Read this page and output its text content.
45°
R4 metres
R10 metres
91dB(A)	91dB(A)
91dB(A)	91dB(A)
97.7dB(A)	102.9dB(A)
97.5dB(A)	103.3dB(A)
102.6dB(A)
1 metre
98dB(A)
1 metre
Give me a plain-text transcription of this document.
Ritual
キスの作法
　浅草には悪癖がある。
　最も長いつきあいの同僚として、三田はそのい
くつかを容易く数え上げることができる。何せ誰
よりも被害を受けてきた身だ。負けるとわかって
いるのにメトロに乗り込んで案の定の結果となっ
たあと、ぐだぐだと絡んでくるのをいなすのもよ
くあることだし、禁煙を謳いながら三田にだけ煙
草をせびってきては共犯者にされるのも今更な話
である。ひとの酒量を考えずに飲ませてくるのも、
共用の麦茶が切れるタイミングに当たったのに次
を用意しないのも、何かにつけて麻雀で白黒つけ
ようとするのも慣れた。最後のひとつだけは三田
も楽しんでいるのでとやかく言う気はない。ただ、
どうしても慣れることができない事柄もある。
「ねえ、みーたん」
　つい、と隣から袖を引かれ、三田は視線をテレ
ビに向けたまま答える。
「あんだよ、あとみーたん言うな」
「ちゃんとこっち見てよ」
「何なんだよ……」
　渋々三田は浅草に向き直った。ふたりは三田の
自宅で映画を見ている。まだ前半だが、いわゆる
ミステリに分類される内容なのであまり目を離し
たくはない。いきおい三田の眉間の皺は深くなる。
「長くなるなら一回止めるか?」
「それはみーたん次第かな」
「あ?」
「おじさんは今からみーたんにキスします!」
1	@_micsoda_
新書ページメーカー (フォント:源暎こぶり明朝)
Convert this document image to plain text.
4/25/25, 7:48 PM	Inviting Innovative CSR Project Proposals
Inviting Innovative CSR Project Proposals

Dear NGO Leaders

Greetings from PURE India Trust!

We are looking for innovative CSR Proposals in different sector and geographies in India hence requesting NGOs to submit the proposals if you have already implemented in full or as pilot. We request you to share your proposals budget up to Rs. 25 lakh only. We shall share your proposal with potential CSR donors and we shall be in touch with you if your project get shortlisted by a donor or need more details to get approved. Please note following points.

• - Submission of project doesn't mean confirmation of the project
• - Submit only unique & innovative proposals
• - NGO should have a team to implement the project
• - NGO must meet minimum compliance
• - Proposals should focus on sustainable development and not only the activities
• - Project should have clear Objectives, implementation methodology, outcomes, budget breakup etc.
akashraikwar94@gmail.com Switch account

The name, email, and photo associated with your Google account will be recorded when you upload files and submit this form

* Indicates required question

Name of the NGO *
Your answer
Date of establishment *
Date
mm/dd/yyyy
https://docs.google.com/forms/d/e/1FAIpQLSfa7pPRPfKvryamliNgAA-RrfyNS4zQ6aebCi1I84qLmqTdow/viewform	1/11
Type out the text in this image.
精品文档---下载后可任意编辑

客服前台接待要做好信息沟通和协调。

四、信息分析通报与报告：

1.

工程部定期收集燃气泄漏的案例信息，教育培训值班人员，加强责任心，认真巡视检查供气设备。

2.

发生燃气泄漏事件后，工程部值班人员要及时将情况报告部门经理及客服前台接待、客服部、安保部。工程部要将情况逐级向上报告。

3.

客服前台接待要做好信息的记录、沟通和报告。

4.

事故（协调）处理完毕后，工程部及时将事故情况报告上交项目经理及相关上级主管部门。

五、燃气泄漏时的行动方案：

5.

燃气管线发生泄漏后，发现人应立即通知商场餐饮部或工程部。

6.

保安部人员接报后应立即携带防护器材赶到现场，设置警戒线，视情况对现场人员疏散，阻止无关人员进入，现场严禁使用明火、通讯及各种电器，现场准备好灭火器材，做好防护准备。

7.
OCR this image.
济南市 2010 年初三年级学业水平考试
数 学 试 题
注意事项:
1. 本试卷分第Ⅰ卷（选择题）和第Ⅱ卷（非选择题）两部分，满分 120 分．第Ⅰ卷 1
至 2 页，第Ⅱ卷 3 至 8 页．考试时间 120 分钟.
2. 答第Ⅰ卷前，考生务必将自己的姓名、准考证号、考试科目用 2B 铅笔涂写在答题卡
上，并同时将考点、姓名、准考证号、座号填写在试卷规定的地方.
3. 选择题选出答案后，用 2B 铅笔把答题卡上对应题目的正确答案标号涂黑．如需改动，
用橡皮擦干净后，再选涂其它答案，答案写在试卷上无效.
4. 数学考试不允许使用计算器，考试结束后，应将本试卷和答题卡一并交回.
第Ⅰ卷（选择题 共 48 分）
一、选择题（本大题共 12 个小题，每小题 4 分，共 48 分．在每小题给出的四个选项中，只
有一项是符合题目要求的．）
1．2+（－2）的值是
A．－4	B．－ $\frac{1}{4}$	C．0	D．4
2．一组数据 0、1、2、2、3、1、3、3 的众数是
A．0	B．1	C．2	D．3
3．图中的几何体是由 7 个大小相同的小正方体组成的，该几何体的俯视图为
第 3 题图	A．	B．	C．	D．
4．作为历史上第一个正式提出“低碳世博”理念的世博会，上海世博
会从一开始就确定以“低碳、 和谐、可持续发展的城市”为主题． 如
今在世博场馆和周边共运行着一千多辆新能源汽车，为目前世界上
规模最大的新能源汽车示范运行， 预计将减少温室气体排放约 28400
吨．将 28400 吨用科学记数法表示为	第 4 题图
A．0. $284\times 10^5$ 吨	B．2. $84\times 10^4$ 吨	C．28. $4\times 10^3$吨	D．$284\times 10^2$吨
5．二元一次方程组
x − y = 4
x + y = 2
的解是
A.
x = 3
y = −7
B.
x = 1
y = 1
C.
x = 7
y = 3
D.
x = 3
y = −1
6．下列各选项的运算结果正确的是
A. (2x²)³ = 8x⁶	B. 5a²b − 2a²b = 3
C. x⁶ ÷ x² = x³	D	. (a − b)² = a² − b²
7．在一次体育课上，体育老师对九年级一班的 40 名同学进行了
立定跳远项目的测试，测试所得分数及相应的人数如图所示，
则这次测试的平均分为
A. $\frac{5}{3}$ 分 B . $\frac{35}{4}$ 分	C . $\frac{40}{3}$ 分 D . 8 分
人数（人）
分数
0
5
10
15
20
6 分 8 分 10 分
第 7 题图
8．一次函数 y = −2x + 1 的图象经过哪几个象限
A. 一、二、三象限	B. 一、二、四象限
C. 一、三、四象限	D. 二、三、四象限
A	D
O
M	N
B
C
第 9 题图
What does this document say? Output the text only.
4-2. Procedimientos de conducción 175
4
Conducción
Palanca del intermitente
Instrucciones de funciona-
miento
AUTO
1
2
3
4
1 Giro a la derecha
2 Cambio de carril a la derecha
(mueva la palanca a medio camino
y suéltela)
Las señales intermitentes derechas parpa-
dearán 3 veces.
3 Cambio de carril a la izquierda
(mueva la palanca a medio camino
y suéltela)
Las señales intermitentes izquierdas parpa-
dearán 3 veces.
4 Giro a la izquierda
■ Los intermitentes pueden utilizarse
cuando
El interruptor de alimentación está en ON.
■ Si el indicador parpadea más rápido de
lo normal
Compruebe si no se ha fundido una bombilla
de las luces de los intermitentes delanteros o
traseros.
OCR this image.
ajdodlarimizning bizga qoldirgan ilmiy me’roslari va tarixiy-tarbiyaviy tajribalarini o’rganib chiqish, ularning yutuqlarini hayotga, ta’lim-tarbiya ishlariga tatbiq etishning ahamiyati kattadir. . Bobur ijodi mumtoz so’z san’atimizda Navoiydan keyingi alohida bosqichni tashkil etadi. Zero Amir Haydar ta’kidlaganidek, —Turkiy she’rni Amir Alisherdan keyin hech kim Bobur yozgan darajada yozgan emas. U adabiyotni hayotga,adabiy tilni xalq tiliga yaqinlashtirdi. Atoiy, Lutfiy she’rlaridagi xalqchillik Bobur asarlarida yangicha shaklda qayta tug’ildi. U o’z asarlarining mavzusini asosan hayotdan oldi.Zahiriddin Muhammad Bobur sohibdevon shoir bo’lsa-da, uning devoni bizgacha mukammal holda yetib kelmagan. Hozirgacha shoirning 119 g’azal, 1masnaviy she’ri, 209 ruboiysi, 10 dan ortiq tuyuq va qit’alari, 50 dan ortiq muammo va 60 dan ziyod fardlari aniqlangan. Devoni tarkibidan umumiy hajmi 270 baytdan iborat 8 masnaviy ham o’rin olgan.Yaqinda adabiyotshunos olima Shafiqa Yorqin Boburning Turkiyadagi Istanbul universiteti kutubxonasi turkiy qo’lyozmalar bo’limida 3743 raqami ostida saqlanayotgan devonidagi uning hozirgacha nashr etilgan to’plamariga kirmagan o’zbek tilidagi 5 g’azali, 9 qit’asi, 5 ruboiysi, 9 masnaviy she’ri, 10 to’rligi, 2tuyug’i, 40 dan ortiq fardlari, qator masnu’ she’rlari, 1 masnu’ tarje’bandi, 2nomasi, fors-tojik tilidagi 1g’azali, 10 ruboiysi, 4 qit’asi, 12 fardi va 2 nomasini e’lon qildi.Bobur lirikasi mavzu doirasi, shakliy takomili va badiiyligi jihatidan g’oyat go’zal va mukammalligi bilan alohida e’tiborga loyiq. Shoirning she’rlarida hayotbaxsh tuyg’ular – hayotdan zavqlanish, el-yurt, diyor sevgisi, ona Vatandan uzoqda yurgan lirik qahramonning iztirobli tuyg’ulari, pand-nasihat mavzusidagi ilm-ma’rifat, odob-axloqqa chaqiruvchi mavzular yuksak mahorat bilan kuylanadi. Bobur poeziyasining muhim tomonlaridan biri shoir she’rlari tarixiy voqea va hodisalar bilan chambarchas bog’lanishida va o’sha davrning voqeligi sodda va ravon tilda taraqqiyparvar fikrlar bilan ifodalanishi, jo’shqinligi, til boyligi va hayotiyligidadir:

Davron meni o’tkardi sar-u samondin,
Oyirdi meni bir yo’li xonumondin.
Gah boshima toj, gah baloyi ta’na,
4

(TO BE DONE):
Gather and copy every line of the data in which the string "image" is found.

(ANSWER):
Convert this document image to plain text.
Type out the text in this image.
OCR this image.
OCR this image.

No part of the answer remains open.